Data shown>
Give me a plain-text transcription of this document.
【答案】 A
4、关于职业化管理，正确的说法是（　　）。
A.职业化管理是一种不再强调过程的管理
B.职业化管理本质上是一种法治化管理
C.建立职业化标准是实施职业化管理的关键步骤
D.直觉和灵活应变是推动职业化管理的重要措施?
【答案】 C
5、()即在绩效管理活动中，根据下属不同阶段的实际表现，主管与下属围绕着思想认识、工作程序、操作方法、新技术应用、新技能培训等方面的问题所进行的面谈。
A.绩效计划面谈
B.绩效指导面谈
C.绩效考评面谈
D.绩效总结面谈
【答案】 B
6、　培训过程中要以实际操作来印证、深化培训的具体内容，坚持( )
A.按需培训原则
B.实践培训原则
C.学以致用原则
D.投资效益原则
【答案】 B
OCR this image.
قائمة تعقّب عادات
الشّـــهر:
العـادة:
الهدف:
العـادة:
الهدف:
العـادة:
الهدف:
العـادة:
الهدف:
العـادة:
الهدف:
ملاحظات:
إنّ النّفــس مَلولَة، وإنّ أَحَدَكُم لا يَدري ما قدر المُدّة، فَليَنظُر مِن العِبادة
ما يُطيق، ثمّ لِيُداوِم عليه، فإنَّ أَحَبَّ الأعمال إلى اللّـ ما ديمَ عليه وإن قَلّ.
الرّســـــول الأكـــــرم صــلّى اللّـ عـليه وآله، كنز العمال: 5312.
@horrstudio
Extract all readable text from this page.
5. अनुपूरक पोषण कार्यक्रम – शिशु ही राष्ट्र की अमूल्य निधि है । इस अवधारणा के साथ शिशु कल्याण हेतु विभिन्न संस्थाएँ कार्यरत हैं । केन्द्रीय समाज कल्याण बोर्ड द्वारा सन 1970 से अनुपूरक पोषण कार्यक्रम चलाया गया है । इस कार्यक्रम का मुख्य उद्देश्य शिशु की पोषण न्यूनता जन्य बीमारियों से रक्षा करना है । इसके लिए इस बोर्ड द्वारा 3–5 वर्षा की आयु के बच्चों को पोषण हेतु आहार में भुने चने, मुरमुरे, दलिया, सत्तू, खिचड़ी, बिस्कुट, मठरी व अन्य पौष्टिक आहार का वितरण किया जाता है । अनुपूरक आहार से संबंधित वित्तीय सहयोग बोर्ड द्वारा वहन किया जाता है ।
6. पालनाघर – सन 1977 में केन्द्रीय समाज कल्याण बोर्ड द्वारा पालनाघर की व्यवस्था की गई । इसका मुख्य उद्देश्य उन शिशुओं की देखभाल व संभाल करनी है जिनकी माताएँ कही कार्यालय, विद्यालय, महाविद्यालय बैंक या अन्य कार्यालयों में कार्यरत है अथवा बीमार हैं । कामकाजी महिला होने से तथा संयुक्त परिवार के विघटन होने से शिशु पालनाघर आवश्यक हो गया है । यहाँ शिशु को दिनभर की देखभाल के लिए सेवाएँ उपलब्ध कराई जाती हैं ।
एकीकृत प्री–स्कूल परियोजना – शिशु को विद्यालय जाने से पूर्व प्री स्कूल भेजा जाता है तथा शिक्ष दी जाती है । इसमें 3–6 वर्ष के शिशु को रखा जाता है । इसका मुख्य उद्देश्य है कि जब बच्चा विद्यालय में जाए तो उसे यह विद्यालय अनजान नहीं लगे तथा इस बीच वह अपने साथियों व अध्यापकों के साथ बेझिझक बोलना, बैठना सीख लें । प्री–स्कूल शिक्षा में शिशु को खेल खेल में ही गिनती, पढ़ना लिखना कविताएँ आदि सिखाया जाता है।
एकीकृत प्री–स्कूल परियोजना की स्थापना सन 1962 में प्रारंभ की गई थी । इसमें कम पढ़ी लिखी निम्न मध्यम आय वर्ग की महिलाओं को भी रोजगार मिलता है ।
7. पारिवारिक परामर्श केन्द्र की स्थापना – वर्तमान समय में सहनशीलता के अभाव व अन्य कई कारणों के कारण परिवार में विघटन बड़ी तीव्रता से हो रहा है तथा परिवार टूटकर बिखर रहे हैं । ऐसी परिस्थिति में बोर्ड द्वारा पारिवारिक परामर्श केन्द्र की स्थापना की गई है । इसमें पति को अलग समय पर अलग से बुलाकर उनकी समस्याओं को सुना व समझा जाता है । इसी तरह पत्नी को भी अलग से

Work to complete>
Extract the whole listing, character for character.

Response below>
Give me a plain-text transcription of this document.
【答案】 A
4、关于职业化管理，正确的说法是（　　）。
A.职业化管理是一种不再强调过程的管理
B.职业化管理本质上是一种法治化管理
C.建立职业化标准是实施职业化管理的关键步骤
D.直觉和灵活应变是推动职业化管理的重要措施?
【答案】 C
5、()即在绩效管理活动中，根据下属不同阶段的实际表现，主管与下属围绕着思想认识、工作程序、操作方法、新技术应用、新技能培训等方面的问题所进行的面谈。
A.绩效计划面谈
B.绩效指导面谈
C.绩效考评面谈
D.绩效总结面谈
【答案】 B
6、　培训过程中要以实际操作来印证、深化培训的具体内容，坚持( )
A.按需培训原则
B.实践培训原则
C.学以致用原则
D.投资效益原则
【答案】 B
OCR this image.
قائمة تعقّب عادات
الشّـــهر:
العـادة:
الهدف:
العـادة:
الهدف:
العـادة:
الهدف:
العـادة:
الهدف:
العـادة:
الهدف:
ملاحظات:
إنّ النّفــس مَلولَة، وإنّ أَحَدَكُم لا يَدري ما قدر المُدّة، فَليَنظُر مِن العِبادة
ما يُطيق، ثمّ لِيُداوِم عليه، فإنَّ أَحَبَّ الأعمال إلى اللّـ ما ديمَ عليه وإن قَلّ.
الرّســـــول الأكـــــرم صــلّى اللّـ عـليه وآله، كنز العمال: 5312.
@horrstudio
Extract all readable text from this page.
5. अनुपूरक पोषण कार्यक्रम – शिशु ही राष्ट्र की अमूल्य निधि है । इस अवधारणा के साथ शिशु कल्याण हेतु विभिन्न संस्थाएँ कार्यरत हैं । केन्द्रीय समाज कल्याण बोर्ड द्वारा सन 1970 से अनुपूरक पोषण कार्यक्रम चलाया गया है । इस कार्यक्रम का मुख्य उद्देश्य शिशु की पोषण न्यूनता जन्य बीमारियों से रक्षा करना है । इसके लिए इस बोर्ड द्वारा 3–5 वर्षा की आयु के बच्चों को पोषण हेतु आहार में भुने चने, मुरमुरे, दलिया, सत्तू, खिचड़ी, बिस्कुट, मठरी व अन्य पौष्टिक आहार का वितरण किया जाता है । अनुपूरक आहार से संबंधित वित्तीय सहयोग बोर्ड द्वारा वहन किया जाता है ।
6. पालनाघर – सन 1977 में केन्द्रीय समाज कल्याण बोर्ड द्वारा पालनाघर की व्यवस्था की गई । इसका मुख्य उद्देश्य उन शिशुओं की देखभाल व संभाल करनी है जिनकी माताएँ कही कार्यालय, विद्यालय, महाविद्यालय बैंक या अन्य कार्यालयों में कार्यरत है अथवा बीमार हैं । कामकाजी महिला होने से तथा संयुक्त परिवार के विघटन होने से शिशु पालनाघर आवश्यक हो गया है । यहाँ शिशु को दिनभर की देखभाल के लिए सेवाएँ उपलब्ध कराई जाती हैं ।
एकीकृत प्री–स्कूल परियोजना – शिशु को विद्यालय जाने से पूर्व प्री स्कूल भेजा जाता है तथा शिक्ष दी जाती है । इसमें 3–6 वर्ष के शिशु को रखा जाता है । इसका मुख्य उद्देश्य है कि जब बच्चा विद्यालय में जाए तो उसे यह विद्यालय अनजान नहीं लगे तथा इस बीच वह अपने साथियों व अध्यापकों के साथ बेझिझक बोलना, बैठना सीख लें । प्री–स्कूल शिक्षा में शिशु को खेल खेल में ही गिनती, पढ़ना लिखना कविताएँ आदि सिखाया जाता है।
एकीकृत प्री–स्कूल परियोजना की स्थापना सन 1962 में प्रारंभ की गई थी । इसमें कम पढ़ी लिखी निम्न मध्यम आय वर्ग की महिलाओं को भी रोजगार मिलता है ।
7. पारिवारिक परामर्श केन्द्र की स्थापना – वर्तमान समय में सहनशीलता के अभाव व अन्य कई कारणों के कारण परिवार में विघटन बड़ी तीव्रता से हो रहा है तथा परिवार टूटकर बिखर रहे हैं । ऐसी परिस्थिति में बोर्ड द्वारा पारिवारिक परामर्श केन्द्र की स्थापना की गई है । इसमें पति को अलग समय पर अलग से बुलाकर उनकी समस्याओं को सुना व समझा जाता है । इसी तरह पत्नी को भी अलग से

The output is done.